■ Given problem:
Go through the material below, count the lines with the word "chevron", and reply with the count alone.

■ Records for the exercise:

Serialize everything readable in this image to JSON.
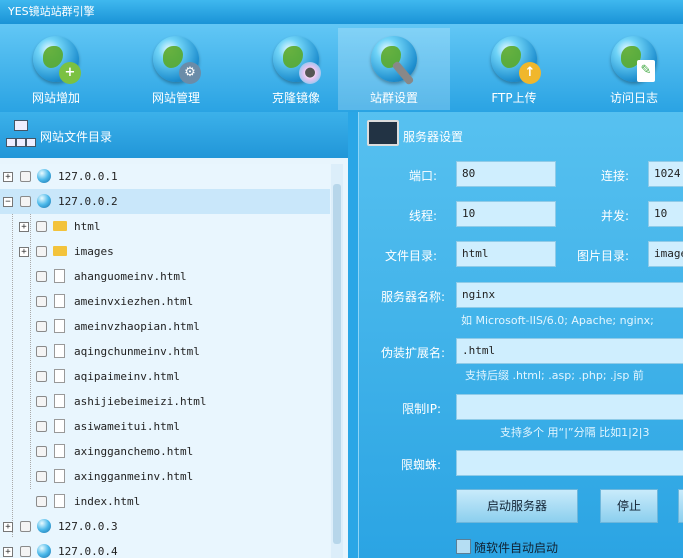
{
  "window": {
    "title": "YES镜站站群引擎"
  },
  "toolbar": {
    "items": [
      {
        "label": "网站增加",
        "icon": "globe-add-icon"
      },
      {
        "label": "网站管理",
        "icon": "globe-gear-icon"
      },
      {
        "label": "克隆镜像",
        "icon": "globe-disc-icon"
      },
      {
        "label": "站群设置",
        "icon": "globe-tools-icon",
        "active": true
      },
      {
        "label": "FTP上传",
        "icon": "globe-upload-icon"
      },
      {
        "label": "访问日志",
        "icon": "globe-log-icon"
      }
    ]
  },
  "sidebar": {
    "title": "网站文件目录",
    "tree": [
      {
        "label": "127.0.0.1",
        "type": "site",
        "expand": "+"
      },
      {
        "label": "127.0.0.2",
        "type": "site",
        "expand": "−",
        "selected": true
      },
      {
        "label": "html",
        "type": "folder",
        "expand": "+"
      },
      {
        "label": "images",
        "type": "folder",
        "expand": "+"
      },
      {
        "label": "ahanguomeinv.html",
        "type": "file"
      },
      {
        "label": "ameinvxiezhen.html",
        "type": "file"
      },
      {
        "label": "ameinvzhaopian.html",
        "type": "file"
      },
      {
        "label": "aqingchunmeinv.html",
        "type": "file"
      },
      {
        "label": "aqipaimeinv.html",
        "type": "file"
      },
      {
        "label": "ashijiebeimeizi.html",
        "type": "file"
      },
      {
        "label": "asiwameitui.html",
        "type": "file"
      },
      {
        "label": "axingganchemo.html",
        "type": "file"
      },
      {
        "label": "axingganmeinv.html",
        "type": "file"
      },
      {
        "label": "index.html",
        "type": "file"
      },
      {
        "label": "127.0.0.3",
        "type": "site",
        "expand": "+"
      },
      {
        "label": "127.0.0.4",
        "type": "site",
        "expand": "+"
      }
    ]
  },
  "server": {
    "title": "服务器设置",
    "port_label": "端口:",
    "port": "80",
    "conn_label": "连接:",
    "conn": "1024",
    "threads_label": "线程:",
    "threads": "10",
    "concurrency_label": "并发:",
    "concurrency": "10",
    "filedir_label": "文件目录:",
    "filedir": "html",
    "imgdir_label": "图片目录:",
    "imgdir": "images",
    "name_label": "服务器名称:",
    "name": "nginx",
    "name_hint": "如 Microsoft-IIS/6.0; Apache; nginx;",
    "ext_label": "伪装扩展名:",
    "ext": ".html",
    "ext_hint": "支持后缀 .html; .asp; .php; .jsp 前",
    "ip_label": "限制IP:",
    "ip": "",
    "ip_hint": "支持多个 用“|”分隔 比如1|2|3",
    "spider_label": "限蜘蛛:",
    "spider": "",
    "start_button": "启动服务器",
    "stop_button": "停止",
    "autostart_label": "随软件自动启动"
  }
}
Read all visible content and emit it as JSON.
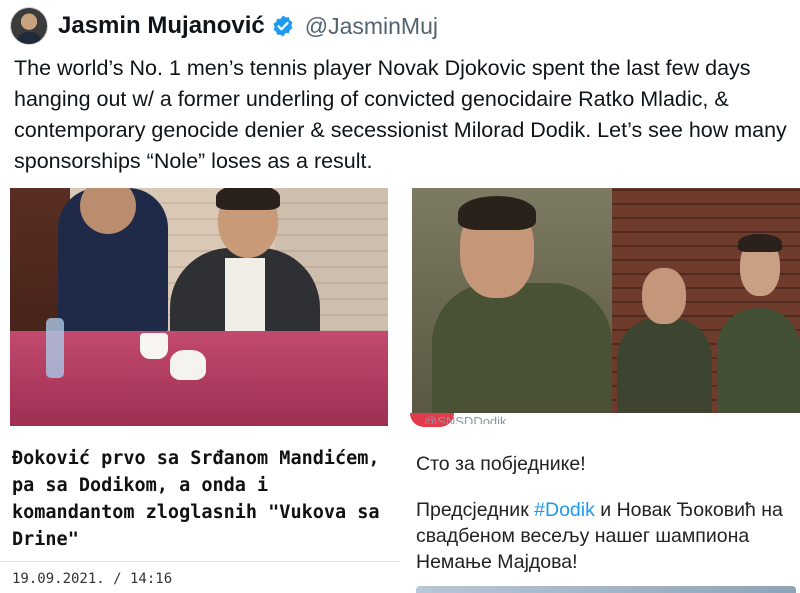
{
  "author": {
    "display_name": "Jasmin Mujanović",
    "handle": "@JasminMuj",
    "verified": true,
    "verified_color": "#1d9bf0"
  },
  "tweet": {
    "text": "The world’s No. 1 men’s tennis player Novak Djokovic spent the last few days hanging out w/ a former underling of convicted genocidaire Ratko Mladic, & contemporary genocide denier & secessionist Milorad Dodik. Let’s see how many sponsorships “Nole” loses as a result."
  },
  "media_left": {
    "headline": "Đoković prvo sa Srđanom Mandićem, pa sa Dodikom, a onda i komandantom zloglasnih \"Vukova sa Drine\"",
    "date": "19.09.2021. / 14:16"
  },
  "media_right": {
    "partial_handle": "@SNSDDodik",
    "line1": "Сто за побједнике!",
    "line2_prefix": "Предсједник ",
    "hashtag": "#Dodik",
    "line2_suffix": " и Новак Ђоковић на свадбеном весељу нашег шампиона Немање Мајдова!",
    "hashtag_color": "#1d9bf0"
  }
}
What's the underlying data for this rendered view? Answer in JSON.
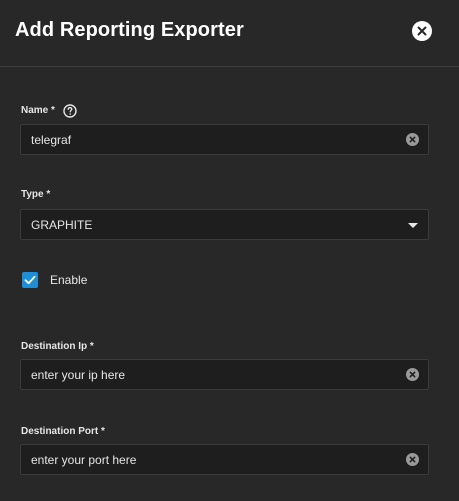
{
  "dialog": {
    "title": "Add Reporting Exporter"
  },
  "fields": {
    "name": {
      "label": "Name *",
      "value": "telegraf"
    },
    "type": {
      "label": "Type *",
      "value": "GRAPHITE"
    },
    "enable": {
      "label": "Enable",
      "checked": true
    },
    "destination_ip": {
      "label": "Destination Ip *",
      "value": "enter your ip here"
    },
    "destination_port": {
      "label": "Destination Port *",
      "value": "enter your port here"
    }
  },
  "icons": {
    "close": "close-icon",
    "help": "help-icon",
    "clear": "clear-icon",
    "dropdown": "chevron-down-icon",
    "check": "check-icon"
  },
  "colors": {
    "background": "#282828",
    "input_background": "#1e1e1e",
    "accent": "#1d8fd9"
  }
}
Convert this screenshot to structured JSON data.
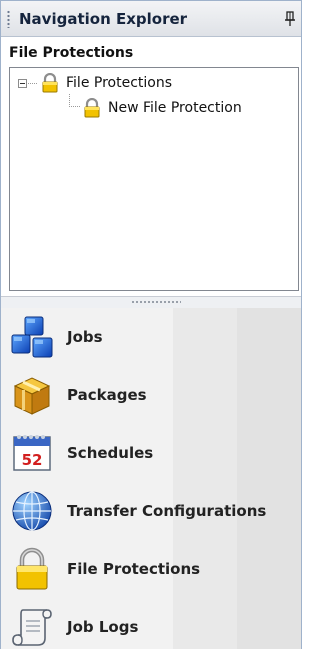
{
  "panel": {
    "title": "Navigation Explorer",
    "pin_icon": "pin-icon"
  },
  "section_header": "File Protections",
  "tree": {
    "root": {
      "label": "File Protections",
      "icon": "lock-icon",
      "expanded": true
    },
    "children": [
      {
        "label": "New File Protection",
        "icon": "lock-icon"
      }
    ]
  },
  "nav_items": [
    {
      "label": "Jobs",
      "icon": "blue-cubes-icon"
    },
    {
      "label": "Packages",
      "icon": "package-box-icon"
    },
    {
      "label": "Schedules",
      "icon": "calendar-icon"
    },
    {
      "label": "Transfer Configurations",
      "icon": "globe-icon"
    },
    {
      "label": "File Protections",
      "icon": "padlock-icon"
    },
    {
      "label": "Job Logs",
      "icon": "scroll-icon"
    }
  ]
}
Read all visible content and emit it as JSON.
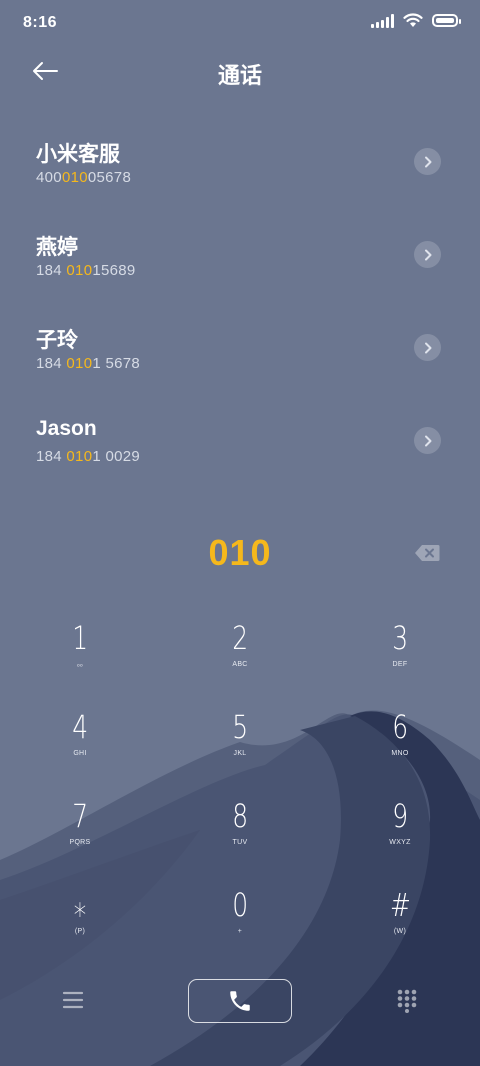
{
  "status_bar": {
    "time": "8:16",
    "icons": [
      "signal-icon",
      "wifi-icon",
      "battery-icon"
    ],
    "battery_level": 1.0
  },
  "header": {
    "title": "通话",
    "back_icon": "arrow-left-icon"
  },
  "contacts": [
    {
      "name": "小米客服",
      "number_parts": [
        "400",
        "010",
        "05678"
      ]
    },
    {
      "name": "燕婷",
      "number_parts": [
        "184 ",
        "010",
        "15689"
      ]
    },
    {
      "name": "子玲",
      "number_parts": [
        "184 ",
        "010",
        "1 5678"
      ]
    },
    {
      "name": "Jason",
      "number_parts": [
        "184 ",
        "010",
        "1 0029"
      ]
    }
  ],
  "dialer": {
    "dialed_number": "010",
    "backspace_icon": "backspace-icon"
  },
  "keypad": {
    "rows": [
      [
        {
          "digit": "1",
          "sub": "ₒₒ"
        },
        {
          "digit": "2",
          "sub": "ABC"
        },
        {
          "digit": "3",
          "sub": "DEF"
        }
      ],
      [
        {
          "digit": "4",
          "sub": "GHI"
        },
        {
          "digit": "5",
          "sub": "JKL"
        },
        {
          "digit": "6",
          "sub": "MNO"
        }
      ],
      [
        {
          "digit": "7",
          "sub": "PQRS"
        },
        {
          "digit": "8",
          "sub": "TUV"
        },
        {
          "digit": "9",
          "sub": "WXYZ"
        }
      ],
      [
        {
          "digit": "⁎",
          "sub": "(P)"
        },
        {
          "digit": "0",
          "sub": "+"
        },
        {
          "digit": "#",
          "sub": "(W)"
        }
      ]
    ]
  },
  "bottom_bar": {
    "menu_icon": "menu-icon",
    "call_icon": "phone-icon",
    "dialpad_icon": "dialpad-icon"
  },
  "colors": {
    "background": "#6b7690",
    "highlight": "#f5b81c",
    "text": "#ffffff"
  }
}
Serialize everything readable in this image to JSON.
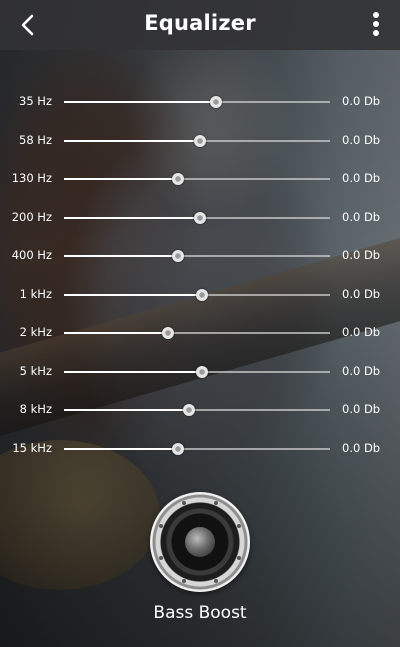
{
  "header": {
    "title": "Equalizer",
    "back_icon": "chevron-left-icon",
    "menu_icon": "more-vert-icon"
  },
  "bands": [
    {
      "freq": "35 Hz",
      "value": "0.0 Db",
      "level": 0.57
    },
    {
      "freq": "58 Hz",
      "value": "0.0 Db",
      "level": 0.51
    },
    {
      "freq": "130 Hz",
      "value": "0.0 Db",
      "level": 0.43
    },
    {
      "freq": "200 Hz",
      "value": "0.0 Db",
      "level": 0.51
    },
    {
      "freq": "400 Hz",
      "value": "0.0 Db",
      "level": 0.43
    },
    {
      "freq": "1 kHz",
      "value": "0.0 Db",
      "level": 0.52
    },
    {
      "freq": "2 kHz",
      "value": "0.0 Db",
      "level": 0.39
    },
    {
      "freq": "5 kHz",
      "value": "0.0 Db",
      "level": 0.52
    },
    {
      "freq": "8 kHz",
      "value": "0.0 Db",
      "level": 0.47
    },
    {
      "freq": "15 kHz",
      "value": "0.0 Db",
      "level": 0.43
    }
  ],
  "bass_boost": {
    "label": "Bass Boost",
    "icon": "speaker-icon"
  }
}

■ Correct result:
2